◆ Your instructions
Every line from the one that holds "What text is on this page?" through the final line should be returned exactly. Omit the pictures.

Saved entries
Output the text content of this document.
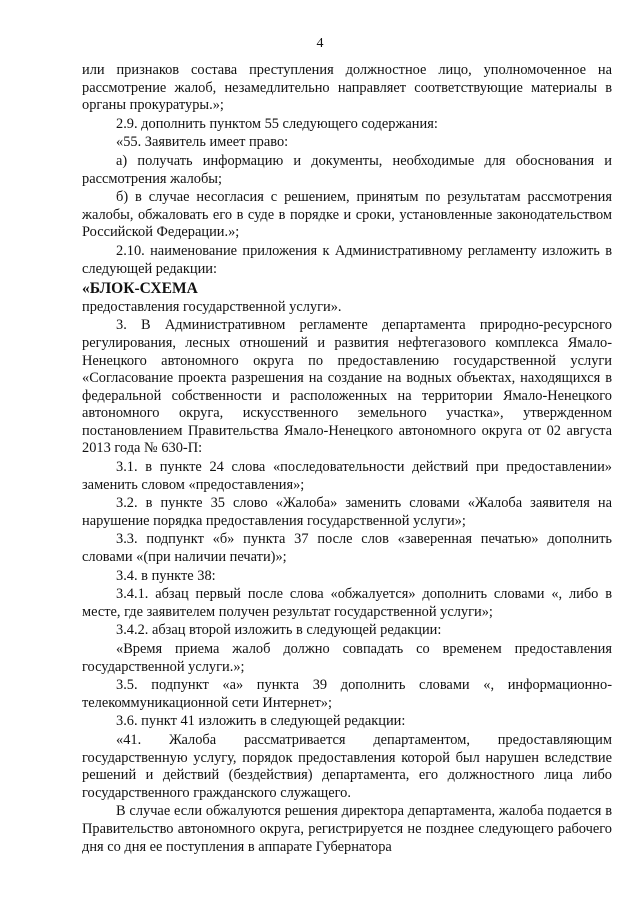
4

или признаков состава преступления должностное лицо, уполномоченное на рассмотрение жалоб, незамедлительно направляет соответствующие материалы в органы прокуратуры.»;

2.9. дополнить пунктом 55 следующего содержания:

«55. Заявитель имеет право:

а) получать информацию и документы, необходимые для обоснования и рассмотрения жалобы;

б) в случае несогласия с решением, принятым по результатам рассмотрения жалобы, обжаловать его в суде в порядке и сроки, установленные законодательством Российской Федерации.»;

2.10. наименование приложения к Административному регламенту изложить в следующей редакции:

«БЛОК-СХЕМА

предоставления государственной услуги».

3. В Административном регламенте департамента природно-ресурсного регулирования, лесных отношений и развития нефтегазового комплекса Ямало-Ненецкого автономного округа по предоставлению государственной услуги «Согласование проекта разрешения на создание на водных объектах, находящихся в федеральной собственности и расположенных на территории Ямало-Ненецкого автономного округа, искусственного земельного участка», утвержденном постановлением Правительства Ямало-Ненецкого автономного округа от 02 августа 2013 года № 630-П:

3.1. в пункте 24 слова «последовательности действий при предоставлении» заменить словом «предоставления»;

3.2. в пункте 35 слово «Жалоба» заменить словами «Жалоба заявителя на нарушение порядка предоставления государственной услуги»;

3.3. подпункт «б» пункта 37 после слов «заверенная печатью» дополнить словами «(при наличии печати)»;

3.4. в пункте 38:

3.4.1. абзац первый после слова «обжалуется» дополнить словами «, либо в месте, где заявителем получен результат государственной услуги»;

3.4.2. абзац второй изложить в следующей редакции:

«Время приема жалоб должно совпадать со временем предоставления государственной услуги.»;

3.5. подпункт «а» пункта 39 дополнить словами «, информационно-телекоммуникационной сети Интернет»;

3.6. пункт 41 изложить в следующей редакции:

«41. Жалоба рассматривается департаментом, предоставляющим государственную услугу, порядок предоставления которой был нарушен вследствие решений и действий (бездействия) департамента, его должностного лица либо государственного гражданского служащего.

В случае если обжалуются решения директора департамента, жалоба подается в Правительство автономного округа, регистрируется не позднее следующего рабочего дня со дня ее поступления в аппарате Губернатора
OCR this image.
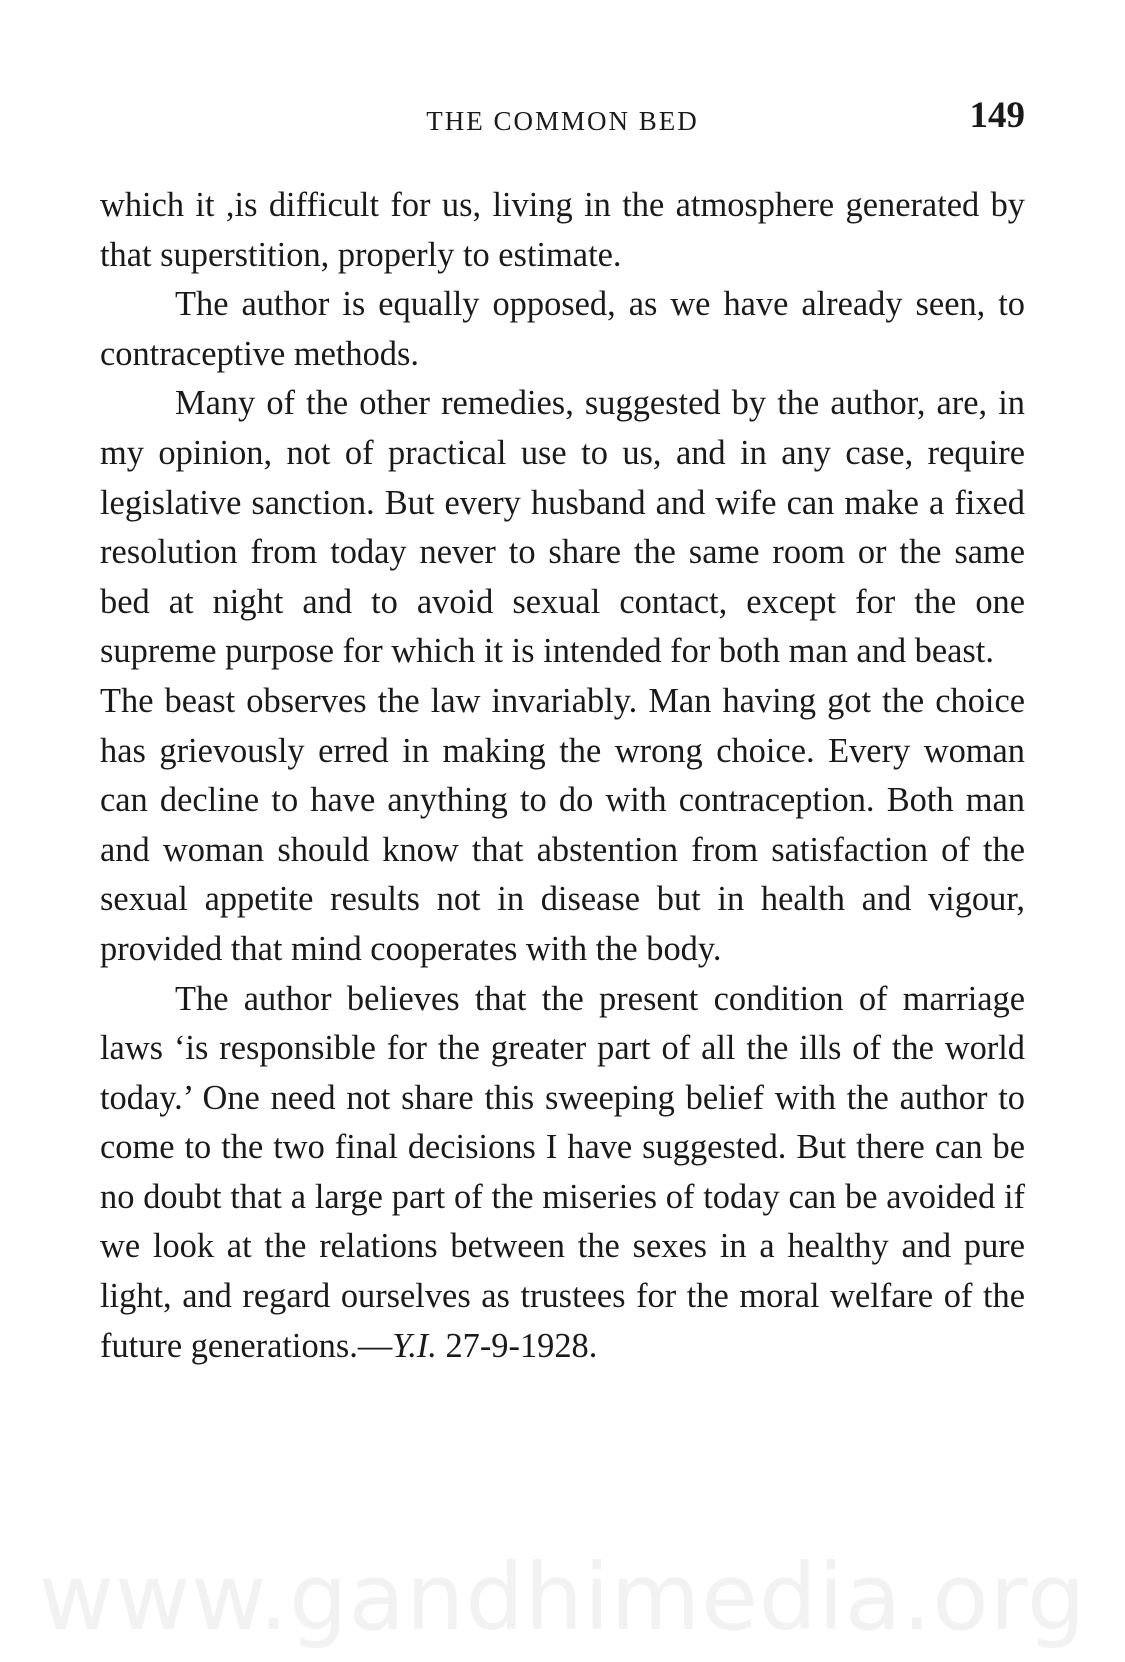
THE COMMON BED	149

which it ,is difficult for us, living in the atmosphere generated by that superstition, properly to estimate.

The author is equally opposed, as we have already seen, to contraceptive methods.

Many of the other remedies, suggested by the author, are, in my opinion, not of practical use to us, and in any case, require legislative sanction. But every husband and wife can make a fixed resolution from today never to share the same room or the same bed at night and to avoid sexual contact, except for the one supreme purpose for which it is intended for both man and beast.

The beast observes the law invariably. Man having got the choice has grievously erred in making the wrong choice. Every woman can decline to have anything to do with contraception. Both man and woman should know that abstention from satisfaction of the sexual appetite results not in disease but in health and vigour, provided that mind cooperates with the body.

The author believes that the present condition of marriage laws ‘is responsible for the greater part of all the ills of the world today.’ One need not share this sweeping belief with the author to come to the two final decisions I have suggested. But there can be no doubt that a large part of the miseries of today can be avoided if we look at the relations between the sexes in a healthy and pure light, and regard ourselves as trustees for the moral welfare of the future generations.—Y.I. 27-9-1928.

www.gandhimedia.org
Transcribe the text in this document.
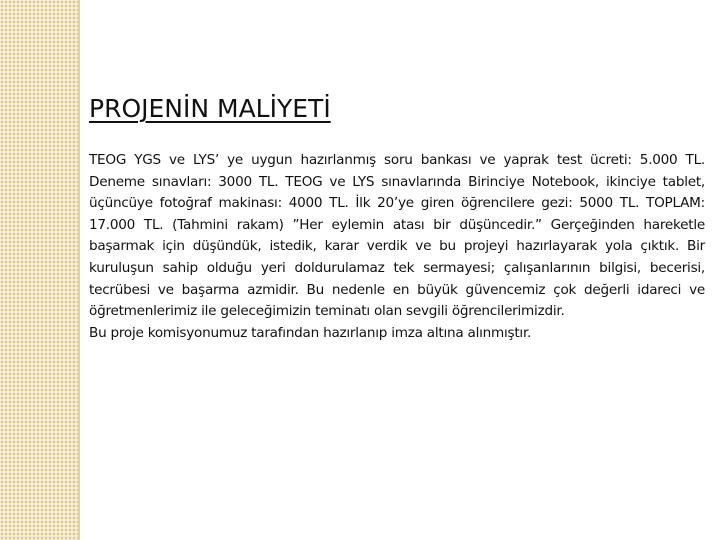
PROJENİN MALİYETİ

TEOG YGS ve LYS’ ye uygun hazırlanmış soru bankası ve yaprak test ücreti: 5.000 TL. Deneme sınavları: 3000 TL. TEOG ve LYS sınavlarında Birinciye Notebook, ikinciye tablet, üçüncüye fotoğraf makinası: 4000 TL. İlk 20’ye giren öğrencilere gezi: 5000 TL. TOPLAM: 17.000 TL. (Tahmini rakam) ”Her eylemin atası bir düşüncedir.” Gerçeğinden hareketle başarmak için düşündük, istedik, karar verdik ve bu projeyi hazırlayarak yola çıktık. Bir kuruluşun sahip olduğu yeri doldurulamaz tek sermayesi; çalışanlarının bilgisi, becerisi, tecrübesi ve başarma azmidir. Bu nedenle en büyük güvencemiz çok değerli idareci ve öğretmenlerimiz ile geleceğimizin teminatı olan sevgili öğrencilerimizdir.

Bu proje komisyonumuz tarafından hazırlanıp imza altına alınmıştır.
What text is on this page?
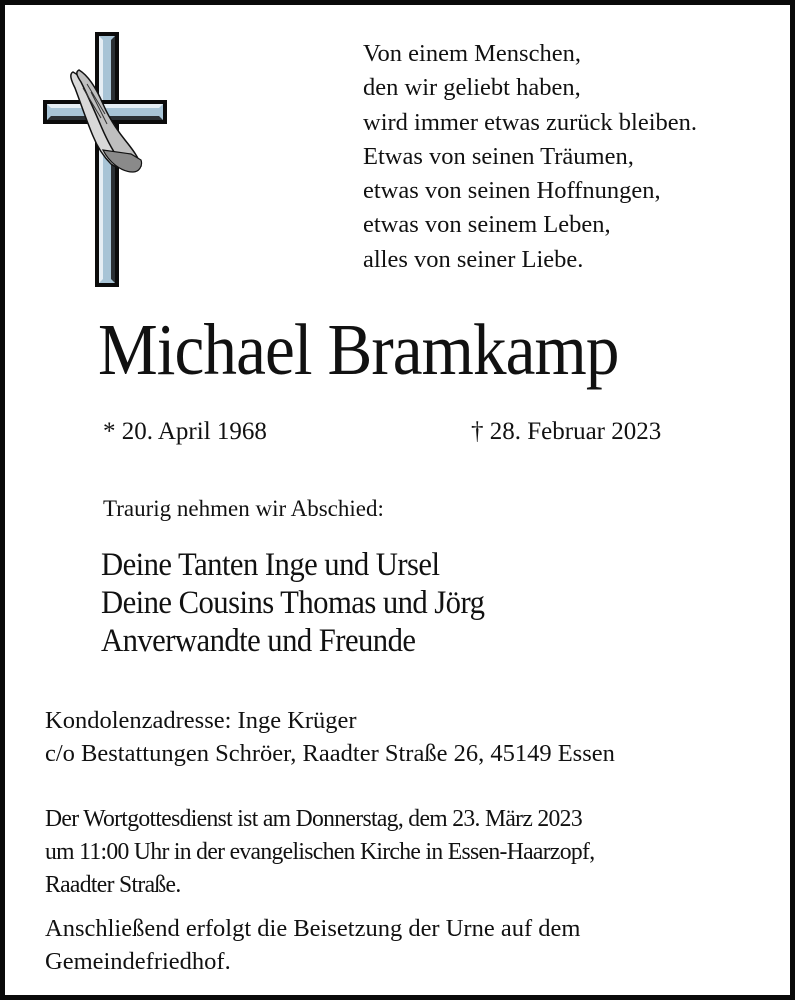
Von einem Menschen,
den wir geliebt haben,
wird immer etwas zurück bleiben.
Etwas von seinen Träumen,
etwas von seinen Hoffnungen,
etwas von seinem Leben,
alles von seiner Liebe.
Michael Bramkamp
* 20. April 1968	† 28. Februar 2023
Traurig nehmen wir Abschied:
Deine Tanten Inge und Ursel
Deine Cousins Thomas und Jörg
Anverwandte und Freunde
Kondolenzadresse: Inge Krüger
c/o Bestattungen Schröer, Raadter Straße 26, 45149 Essen
Der Wortgottesdienst ist am Donnerstag, dem 23. März 2023
um 11:00 Uhr in der evangelischen Kirche in Essen-Haarzopf,
Raadter Straße.
Anschließend erfolgt die Beisetzung der Urne auf dem
Gemeindefriedhof.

◆ Task solution
What text is on this page?
Von einem Menschen,
den wir geliebt haben,
wird immer etwas zurück bleiben.
Etwas von seinen Träumen,
etwas von seinen Hoffnungen,
etwas von seinem Leben,
alles von seiner Liebe.
Michael Bramkamp
* 20. April 1968	† 28. Februar 2023
Traurig nehmen wir Abschied:
Deine Tanten Inge und Ursel
Deine Cousins Thomas und Jörg
Anverwandte und Freunde
Kondolenzadresse: Inge Krüger
c/o Bestattungen Schröer, Raadter Straße 26, 45149 Essen
Der Wortgottesdienst ist am Donnerstag, dem 23. März 2023
um 11:00 Uhr in der evangelischen Kirche in Essen-Haarzopf,
Raadter Straße.
Anschließend erfolgt die Beisetzung der Urne auf dem
Gemeindefriedhof.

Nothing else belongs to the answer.